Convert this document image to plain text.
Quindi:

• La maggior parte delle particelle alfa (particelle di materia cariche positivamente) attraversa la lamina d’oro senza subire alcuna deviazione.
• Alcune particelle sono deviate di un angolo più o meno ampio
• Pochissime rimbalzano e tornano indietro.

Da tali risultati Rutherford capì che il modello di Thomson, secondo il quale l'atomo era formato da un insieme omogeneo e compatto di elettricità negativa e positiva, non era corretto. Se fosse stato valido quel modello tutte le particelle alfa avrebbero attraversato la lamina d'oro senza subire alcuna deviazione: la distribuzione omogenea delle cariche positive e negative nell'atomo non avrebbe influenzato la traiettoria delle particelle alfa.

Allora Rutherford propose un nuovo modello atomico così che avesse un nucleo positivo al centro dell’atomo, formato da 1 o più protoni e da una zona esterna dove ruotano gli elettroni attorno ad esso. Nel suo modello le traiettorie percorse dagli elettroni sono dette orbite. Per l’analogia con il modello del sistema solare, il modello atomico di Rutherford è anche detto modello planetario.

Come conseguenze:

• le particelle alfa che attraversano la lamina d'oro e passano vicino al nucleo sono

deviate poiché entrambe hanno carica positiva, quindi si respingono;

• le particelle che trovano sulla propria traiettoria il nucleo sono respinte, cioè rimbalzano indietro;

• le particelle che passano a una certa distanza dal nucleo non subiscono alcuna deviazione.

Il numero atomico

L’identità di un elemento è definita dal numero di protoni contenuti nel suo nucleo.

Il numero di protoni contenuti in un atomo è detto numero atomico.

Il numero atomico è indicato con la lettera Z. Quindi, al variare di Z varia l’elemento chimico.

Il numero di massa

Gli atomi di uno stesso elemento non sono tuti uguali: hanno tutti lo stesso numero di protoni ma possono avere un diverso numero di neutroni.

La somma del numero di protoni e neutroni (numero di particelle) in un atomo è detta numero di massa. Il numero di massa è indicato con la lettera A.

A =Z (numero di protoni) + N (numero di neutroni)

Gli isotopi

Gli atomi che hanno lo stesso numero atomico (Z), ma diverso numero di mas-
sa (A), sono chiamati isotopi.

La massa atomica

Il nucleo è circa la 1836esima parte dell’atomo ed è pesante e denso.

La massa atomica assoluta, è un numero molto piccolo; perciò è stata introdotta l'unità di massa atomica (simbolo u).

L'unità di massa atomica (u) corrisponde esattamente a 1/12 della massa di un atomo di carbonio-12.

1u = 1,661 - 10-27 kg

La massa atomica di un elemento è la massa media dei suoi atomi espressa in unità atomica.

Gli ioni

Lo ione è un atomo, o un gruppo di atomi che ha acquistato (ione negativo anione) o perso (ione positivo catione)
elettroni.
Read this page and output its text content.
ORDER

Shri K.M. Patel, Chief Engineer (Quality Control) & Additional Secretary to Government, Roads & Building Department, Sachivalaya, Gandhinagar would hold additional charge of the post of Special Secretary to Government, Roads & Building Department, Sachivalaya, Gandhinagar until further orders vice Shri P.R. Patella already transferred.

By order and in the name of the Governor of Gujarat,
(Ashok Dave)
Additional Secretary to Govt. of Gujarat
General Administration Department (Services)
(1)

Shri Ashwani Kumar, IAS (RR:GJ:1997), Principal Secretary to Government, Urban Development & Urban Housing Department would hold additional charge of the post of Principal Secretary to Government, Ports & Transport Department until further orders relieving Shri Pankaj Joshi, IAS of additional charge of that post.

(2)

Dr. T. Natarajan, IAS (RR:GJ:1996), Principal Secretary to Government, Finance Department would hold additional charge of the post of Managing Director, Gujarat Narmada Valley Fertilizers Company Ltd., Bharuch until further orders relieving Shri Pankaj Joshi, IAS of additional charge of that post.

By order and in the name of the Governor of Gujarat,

▶ **Problem details**:
Set all of the records down again, exactly as they stand.

▶ **Answer to the exercise**:
Convert this document image to plain text.
Quindi:

• La maggior parte delle particelle alfa (particelle di materia cariche positivamente) attraversa la lamina d’oro senza subire alcuna deviazione.
• Alcune particelle sono deviate di un angolo più o meno ampio
• Pochissime rimbalzano e tornano indietro.

Da tali risultati Rutherford capì che il modello di Thomson, secondo il quale l'atomo era formato da un insieme omogeneo e compatto di elettricità negativa e positiva, non era corretto. Se fosse stato valido quel modello tutte le particelle alfa avrebbero attraversato la lamina d'oro senza subire alcuna deviazione: la distribuzione omogenea delle cariche positive e negative nell'atomo non avrebbe influenzato la traiettoria delle particelle alfa.

Allora Rutherford propose un nuovo modello atomico così che avesse un nucleo positivo al centro dell’atomo, formato da 1 o più protoni e da una zona esterna dove ruotano gli elettroni attorno ad esso. Nel suo modello le traiettorie percorse dagli elettroni sono dette orbite. Per l’analogia con il modello del sistema solare, il modello atomico di Rutherford è anche detto modello planetario.

Come conseguenze:

• le particelle alfa che attraversano la lamina d'oro e passano vicino al nucleo sono

deviate poiché entrambe hanno carica positiva, quindi si respingono;

• le particelle che trovano sulla propria traiettoria il nucleo sono respinte, cioè rimbalzano indietro;

• le particelle che passano a una certa distanza dal nucleo non subiscono alcuna deviazione.

Il numero atomico

L’identità di un elemento è definita dal numero di protoni contenuti nel suo nucleo.

Il numero di protoni contenuti in un atomo è detto numero atomico.

Il numero atomico è indicato con la lettera Z. Quindi, al variare di Z varia l’elemento chimico.

Il numero di massa

Gli atomi di uno stesso elemento non sono tuti uguali: hanno tutti lo stesso numero di protoni ma possono avere un diverso numero di neutroni.

La somma del numero di protoni e neutroni (numero di particelle) in un atomo è detta numero di massa. Il numero di massa è indicato con la lettera A.

A =Z (numero di protoni) + N (numero di neutroni)

Gli isotopi

Gli atomi che hanno lo stesso numero atomico (Z), ma diverso numero di mas-
sa (A), sono chiamati isotopi.

La massa atomica

Il nucleo è circa la 1836esima parte dell’atomo ed è pesante e denso.

La massa atomica assoluta, è un numero molto piccolo; perciò è stata introdotta l'unità di massa atomica (simbolo u).

L'unità di massa atomica (u) corrisponde esattamente a 1/12 della massa di un atomo di carbonio-12.

1u = 1,661 - 10-27 kg

La massa atomica di un elemento è la massa media dei suoi atomi espressa in unità atomica.

Gli ioni

Lo ione è un atomo, o un gruppo di atomi che ha acquistato (ione negativo anione) o perso (ione positivo catione)
elettroni.
Read this page and output its text content.
ORDER

Shri K.M. Patel, Chief Engineer (Quality Control) & Additional Secretary to Government, Roads & Building Department, Sachivalaya, Gandhinagar would hold additional charge of the post of Special Secretary to Government, Roads & Building Department, Sachivalaya, Gandhinagar until further orders vice Shri P.R. Patella already transferred.

By order and in the name of the Governor of Gujarat,
(Ashok Dave)
Additional Secretary to Govt. of Gujarat
General Administration Department (Services)
(1)

Shri Ashwani Kumar, IAS (RR:GJ:1997), Principal Secretary to Government, Urban Development & Urban Housing Department would hold additional charge of the post of Principal Secretary to Government, Ports & Transport Department until further orders relieving Shri Pankaj Joshi, IAS of additional charge of that post.

(2)

Dr. T. Natarajan, IAS (RR:GJ:1996), Principal Secretary to Government, Finance Department would hold additional charge of the post of Managing Director, Gujarat Narmada Valley Fertilizers Company Ltd., Bharuch until further orders relieving Shri Pankaj Joshi, IAS of additional charge of that post.

By order and in the name of the Governor of Gujarat,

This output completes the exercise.